# EXERCISE DETAILS
Return each line containing the string "Motor".

# EXERCISE INPUT

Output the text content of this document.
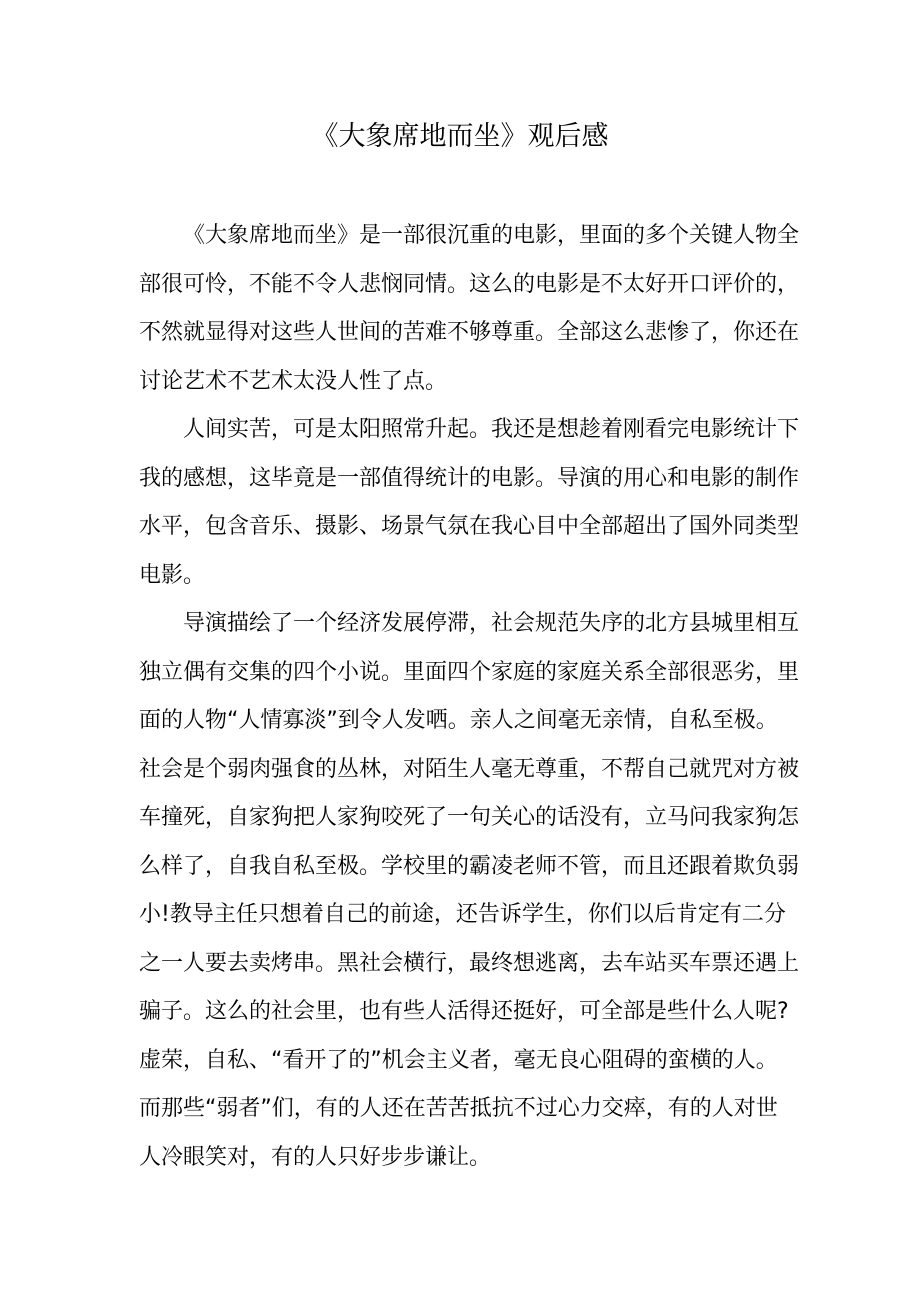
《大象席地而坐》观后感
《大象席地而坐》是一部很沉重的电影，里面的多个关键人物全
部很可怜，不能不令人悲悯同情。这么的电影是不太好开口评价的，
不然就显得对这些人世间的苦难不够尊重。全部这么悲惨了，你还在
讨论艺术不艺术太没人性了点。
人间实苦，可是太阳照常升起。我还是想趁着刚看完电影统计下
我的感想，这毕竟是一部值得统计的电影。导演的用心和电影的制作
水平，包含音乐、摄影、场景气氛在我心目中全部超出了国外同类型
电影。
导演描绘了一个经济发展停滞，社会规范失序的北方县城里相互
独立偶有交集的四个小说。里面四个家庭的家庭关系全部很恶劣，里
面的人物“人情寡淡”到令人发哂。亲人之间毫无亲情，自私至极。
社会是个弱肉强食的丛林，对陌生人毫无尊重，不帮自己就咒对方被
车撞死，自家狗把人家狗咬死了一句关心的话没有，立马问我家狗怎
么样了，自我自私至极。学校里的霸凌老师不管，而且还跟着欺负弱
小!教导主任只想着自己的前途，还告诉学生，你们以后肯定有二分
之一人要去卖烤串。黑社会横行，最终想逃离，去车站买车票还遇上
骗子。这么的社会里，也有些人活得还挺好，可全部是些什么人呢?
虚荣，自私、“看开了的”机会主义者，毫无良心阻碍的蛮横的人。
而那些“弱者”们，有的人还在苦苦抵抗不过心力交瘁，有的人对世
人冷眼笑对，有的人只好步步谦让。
* * *
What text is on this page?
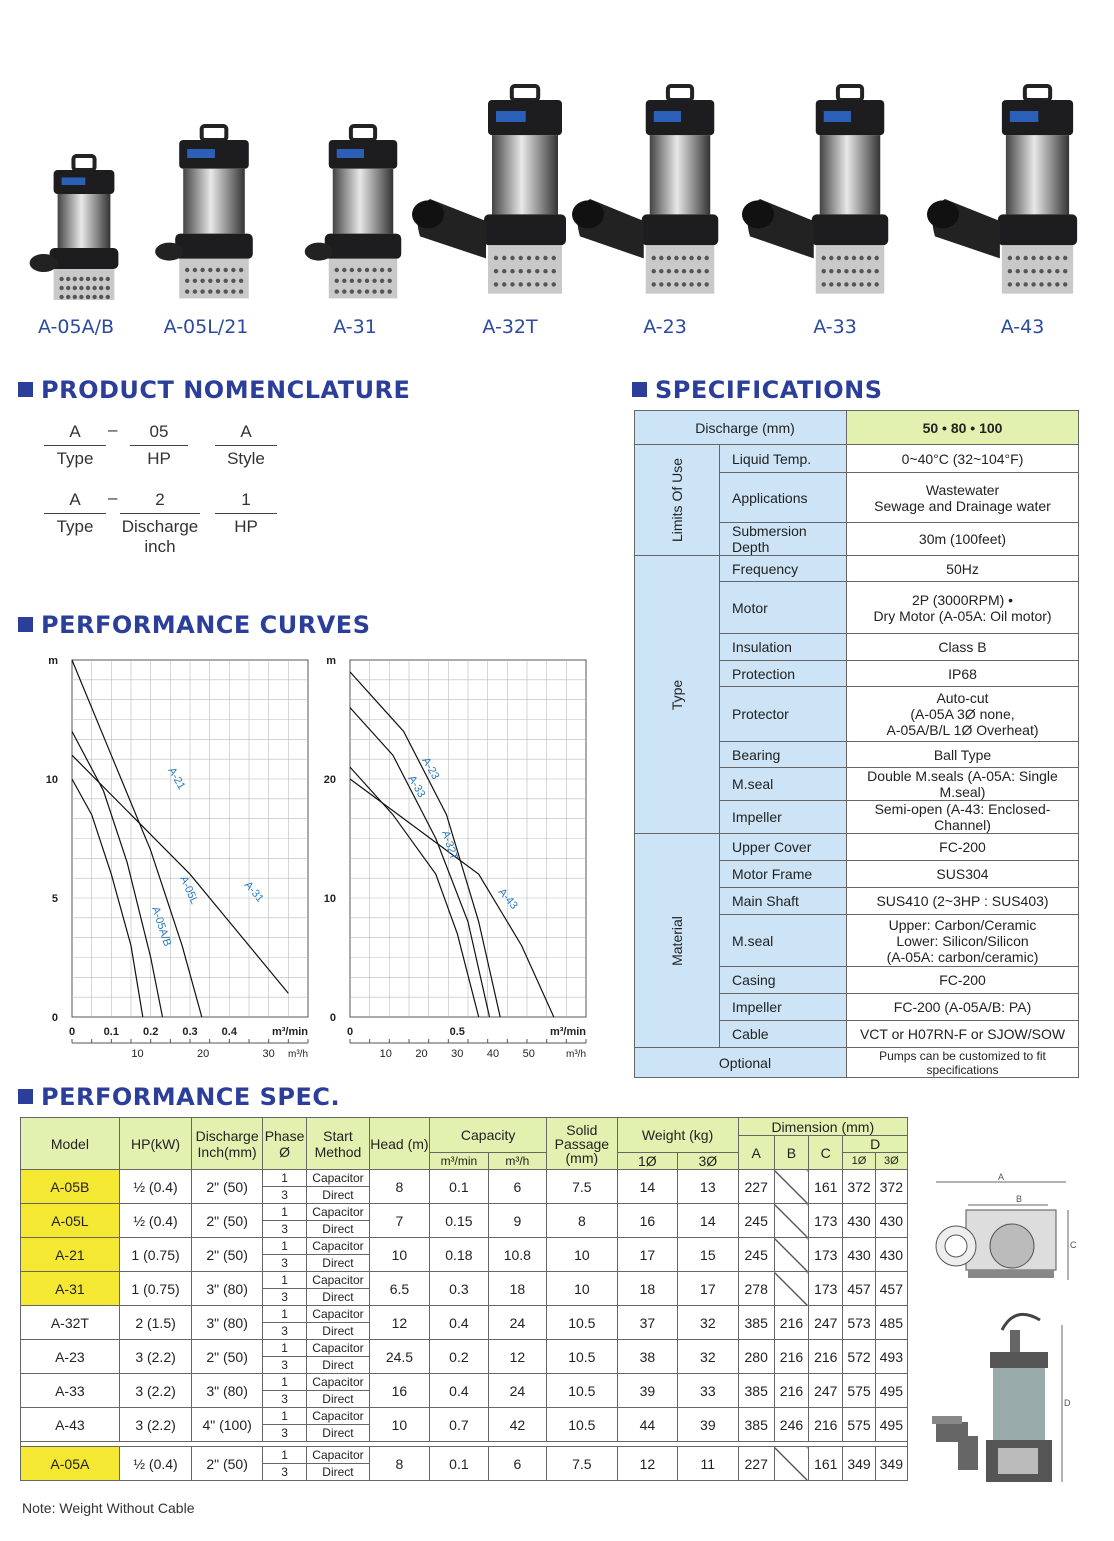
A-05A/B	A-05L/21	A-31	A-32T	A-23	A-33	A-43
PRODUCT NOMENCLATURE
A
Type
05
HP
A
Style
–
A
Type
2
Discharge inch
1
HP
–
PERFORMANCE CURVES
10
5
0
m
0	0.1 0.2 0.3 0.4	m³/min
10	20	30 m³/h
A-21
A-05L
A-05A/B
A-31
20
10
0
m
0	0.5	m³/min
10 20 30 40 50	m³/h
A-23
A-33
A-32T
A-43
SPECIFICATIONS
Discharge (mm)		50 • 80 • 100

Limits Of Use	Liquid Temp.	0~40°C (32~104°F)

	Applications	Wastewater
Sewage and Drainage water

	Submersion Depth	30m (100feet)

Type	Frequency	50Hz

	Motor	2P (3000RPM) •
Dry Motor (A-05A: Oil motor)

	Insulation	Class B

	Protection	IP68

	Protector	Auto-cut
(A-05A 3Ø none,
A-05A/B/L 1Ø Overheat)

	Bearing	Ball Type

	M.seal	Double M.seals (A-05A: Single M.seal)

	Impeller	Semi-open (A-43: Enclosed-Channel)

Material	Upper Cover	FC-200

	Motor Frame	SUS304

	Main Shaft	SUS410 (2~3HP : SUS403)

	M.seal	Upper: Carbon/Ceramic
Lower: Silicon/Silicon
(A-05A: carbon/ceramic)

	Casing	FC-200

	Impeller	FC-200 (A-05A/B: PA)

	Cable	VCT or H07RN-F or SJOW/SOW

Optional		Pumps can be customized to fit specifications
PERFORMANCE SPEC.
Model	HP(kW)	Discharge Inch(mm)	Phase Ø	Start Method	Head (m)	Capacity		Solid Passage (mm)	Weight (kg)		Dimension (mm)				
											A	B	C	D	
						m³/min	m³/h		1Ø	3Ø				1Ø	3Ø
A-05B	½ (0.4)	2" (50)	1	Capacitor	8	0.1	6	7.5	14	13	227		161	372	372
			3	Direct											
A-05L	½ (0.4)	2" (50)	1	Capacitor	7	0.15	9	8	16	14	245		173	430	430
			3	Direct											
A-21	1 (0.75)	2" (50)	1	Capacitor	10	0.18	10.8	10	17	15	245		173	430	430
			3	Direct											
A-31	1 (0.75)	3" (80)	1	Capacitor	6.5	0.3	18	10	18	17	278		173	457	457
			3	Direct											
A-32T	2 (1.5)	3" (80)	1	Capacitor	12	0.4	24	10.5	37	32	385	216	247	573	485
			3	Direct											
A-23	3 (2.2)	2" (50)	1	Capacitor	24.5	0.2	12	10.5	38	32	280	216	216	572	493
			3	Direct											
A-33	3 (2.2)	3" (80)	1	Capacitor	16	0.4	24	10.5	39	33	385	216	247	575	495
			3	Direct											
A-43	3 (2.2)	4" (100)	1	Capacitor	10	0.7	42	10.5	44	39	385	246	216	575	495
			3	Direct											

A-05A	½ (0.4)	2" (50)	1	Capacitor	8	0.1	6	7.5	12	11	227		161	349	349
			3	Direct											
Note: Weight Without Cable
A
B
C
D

# EXERCISE SOLUTION
	Motor	2P (3000RPM) •
Dry Motor (A-05A: Oil motor)
	Motor Frame	SUS304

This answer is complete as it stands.